EXERCISE DESCRIPTION: Write out the data from the line with "- data-cell[interactable]: 63: [1271, 187, 1341, 224]" through the line with "- data-cell[interactable]: 28: [1339, 367, 1409, 404]" as a numbered list, leaving out blank lines.

(Entries from a dataset)
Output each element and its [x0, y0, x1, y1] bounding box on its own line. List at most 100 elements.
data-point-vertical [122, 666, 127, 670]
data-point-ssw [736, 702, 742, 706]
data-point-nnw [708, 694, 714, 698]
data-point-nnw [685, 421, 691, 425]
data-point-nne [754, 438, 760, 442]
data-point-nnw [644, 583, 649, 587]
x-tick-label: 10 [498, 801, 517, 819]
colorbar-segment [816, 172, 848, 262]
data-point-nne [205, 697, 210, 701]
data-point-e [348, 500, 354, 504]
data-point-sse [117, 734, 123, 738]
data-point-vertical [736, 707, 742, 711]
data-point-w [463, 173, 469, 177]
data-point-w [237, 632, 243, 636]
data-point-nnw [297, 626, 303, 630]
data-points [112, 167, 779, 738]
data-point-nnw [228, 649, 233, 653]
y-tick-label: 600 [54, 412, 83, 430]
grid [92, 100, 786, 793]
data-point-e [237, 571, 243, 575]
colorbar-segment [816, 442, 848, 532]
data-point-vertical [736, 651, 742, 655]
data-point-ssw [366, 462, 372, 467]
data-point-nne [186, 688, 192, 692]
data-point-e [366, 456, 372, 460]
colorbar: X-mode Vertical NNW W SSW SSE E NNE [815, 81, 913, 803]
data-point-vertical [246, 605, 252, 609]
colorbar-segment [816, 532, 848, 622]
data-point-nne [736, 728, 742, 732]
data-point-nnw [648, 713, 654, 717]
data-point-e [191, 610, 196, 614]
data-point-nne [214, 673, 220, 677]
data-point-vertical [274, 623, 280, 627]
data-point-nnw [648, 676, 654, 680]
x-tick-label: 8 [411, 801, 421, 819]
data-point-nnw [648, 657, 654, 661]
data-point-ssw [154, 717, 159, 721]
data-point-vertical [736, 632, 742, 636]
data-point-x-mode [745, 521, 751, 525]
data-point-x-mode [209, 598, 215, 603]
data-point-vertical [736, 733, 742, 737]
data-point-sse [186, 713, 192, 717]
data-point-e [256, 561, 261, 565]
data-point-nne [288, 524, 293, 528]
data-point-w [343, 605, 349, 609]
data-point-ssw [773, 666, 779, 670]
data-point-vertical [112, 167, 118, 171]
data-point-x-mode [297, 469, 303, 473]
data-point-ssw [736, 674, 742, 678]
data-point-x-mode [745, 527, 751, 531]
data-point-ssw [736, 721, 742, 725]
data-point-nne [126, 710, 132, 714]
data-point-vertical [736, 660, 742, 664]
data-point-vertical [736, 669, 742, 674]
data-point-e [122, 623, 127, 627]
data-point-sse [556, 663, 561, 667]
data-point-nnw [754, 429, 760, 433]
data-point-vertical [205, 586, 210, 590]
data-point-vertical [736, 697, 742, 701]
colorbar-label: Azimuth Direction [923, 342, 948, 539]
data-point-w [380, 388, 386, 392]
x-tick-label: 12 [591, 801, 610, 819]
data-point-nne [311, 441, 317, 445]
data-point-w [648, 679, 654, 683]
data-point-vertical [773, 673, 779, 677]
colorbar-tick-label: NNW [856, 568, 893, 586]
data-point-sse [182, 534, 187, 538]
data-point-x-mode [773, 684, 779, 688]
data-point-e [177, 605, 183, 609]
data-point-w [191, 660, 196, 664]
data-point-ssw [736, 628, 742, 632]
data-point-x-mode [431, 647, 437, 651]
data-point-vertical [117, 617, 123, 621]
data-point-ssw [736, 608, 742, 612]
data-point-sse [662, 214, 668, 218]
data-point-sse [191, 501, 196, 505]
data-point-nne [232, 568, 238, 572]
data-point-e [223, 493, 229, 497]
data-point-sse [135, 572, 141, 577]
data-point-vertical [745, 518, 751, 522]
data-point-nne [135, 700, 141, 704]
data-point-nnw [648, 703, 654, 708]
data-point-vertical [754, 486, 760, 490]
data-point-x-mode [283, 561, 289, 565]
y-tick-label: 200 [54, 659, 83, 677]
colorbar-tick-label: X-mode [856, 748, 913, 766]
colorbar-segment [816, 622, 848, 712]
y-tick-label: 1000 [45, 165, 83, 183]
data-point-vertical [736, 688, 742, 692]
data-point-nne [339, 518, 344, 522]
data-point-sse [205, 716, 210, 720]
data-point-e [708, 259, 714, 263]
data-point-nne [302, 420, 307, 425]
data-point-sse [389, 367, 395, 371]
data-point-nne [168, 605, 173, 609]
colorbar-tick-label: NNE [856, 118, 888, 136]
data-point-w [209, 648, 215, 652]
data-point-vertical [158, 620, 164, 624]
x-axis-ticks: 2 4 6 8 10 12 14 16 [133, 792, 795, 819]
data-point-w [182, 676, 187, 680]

...

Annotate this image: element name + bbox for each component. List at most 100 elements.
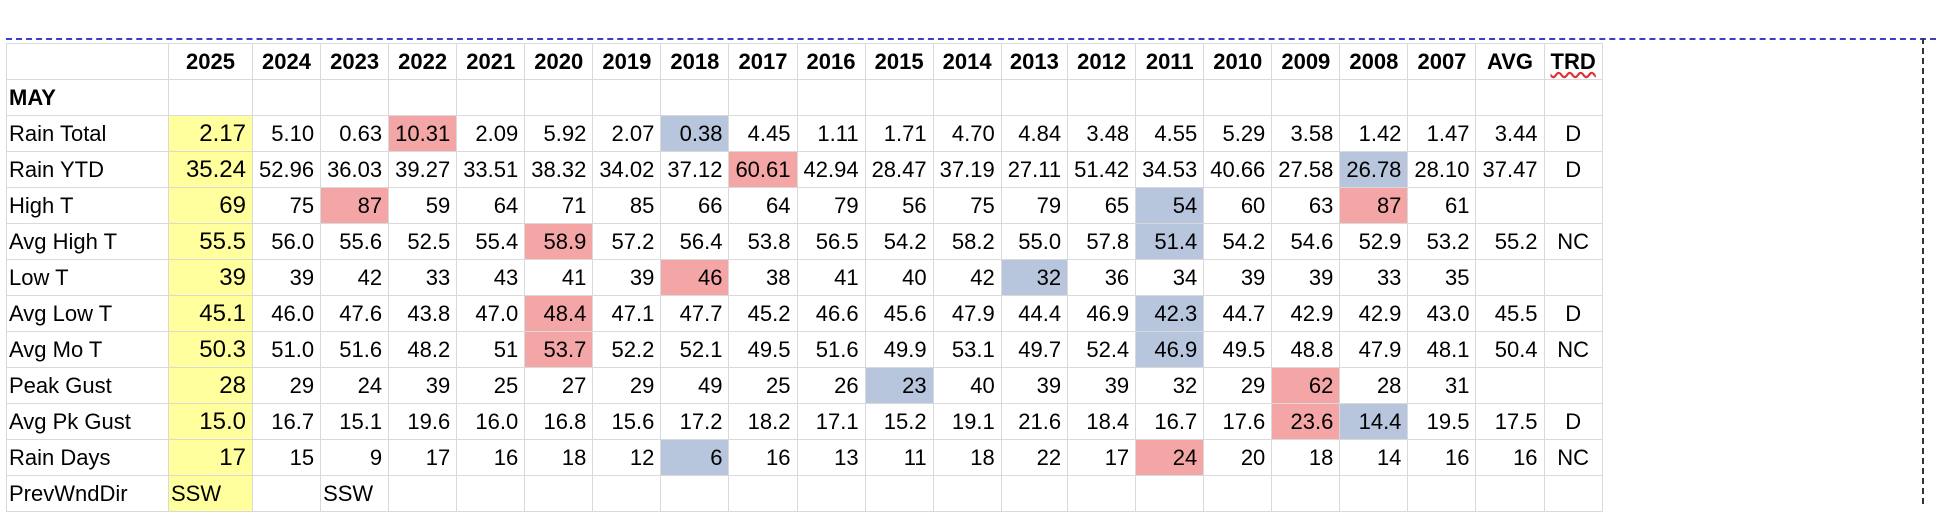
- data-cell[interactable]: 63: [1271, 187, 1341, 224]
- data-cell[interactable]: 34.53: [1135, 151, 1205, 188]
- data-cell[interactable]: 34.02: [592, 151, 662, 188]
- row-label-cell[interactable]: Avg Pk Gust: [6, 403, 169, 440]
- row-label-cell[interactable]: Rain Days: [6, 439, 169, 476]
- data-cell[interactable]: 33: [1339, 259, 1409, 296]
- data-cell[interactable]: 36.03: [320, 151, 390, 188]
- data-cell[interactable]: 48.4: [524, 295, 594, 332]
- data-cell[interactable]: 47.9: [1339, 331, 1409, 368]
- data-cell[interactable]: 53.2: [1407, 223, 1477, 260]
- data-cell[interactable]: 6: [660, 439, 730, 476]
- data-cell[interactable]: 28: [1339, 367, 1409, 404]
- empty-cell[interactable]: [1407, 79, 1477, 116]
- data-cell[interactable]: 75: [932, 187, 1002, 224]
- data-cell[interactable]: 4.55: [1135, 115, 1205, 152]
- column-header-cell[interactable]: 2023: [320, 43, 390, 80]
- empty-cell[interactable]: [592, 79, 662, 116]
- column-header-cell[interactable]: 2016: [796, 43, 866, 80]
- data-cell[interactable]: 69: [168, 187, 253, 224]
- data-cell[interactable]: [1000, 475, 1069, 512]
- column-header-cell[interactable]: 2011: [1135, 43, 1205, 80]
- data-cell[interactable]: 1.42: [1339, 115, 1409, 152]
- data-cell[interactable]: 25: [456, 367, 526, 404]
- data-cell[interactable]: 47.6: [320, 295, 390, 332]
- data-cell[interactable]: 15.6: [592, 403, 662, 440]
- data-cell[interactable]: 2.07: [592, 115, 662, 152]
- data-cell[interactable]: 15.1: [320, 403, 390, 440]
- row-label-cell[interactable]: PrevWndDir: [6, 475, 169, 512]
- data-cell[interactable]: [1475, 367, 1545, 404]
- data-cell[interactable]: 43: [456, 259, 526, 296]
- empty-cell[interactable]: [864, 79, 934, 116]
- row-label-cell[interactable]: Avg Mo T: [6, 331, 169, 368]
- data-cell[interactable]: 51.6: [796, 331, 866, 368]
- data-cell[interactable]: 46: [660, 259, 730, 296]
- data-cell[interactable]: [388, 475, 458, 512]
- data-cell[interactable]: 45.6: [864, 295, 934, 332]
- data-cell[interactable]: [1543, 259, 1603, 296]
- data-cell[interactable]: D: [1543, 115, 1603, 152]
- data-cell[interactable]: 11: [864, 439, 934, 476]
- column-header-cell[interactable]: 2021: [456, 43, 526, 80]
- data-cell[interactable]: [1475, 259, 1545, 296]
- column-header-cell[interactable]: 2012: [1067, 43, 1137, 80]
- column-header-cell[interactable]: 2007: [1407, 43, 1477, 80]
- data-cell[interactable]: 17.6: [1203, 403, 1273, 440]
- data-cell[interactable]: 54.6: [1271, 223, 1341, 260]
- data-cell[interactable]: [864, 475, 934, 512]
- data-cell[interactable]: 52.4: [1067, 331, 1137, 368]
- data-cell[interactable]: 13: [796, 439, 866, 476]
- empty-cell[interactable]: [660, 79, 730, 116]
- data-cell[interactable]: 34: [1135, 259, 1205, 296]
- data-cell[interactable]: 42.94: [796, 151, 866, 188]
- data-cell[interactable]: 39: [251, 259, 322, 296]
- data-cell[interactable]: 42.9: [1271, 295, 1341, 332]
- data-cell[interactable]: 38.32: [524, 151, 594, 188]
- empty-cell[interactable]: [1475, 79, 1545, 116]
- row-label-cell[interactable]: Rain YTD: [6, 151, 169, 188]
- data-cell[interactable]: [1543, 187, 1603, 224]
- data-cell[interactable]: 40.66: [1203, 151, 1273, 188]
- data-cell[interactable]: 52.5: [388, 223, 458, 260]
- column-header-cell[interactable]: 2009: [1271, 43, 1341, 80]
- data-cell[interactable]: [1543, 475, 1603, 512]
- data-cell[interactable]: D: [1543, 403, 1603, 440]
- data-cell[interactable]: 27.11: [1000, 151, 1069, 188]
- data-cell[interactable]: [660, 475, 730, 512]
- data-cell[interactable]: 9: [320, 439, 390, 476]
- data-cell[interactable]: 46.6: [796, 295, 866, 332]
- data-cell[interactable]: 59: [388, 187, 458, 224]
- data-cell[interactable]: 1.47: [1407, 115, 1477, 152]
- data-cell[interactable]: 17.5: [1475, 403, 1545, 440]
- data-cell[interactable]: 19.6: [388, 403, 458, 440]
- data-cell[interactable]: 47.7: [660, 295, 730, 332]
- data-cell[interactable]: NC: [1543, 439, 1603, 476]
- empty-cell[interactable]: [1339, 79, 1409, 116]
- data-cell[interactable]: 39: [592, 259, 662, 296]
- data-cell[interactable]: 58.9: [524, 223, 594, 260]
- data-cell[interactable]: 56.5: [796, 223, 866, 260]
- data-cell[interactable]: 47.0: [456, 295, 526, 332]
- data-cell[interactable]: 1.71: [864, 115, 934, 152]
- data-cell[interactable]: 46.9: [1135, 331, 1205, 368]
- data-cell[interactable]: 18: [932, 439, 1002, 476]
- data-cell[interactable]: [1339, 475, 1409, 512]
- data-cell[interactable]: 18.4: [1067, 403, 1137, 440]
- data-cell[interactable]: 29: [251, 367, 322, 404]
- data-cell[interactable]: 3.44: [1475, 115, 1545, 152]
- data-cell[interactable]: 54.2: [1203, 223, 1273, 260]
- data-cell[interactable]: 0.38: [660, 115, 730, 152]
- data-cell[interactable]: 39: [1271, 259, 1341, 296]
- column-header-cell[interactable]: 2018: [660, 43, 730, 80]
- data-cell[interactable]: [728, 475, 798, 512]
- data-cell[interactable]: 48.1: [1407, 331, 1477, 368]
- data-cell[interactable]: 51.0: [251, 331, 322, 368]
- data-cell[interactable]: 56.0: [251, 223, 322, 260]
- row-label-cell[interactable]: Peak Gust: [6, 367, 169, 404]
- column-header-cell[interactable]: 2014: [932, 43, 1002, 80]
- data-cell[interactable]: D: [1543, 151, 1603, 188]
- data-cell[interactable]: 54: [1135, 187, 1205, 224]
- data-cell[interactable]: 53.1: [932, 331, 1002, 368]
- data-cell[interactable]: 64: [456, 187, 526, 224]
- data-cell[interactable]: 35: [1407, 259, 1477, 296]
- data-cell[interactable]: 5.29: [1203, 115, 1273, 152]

SOLUTION:
1. - data-cell[interactable]: 63: [1271, 187, 1341, 224]
2. - data-cell[interactable]: 34.53: [1135, 151, 1205, 188]
3. - data-cell[interactable]: 34.02: [592, 151, 662, 188]
4. - row-label-cell[interactable]: Avg Pk Gust: [6, 403, 169, 440]
5. - row-label-cell[interactable]: Rain Days: [6, 439, 169, 476]
6. - data-cell[interactable]: 33: [1339, 259, 1409, 296]
7. - data-cell[interactable]: 36.03: [320, 151, 390, 188]
8. - data-cell[interactable]: 48.4: [524, 295, 594, 332]
9. - data-cell[interactable]: 47.9: [1339, 331, 1409, 368]
10. - data-cell[interactable]: 53.2: [1407, 223, 1477, 260]
11. - data-cell[interactable]: 6: [660, 439, 730, 476]
12. - data-cell[interactable]: 28: [1339, 367, 1409, 404]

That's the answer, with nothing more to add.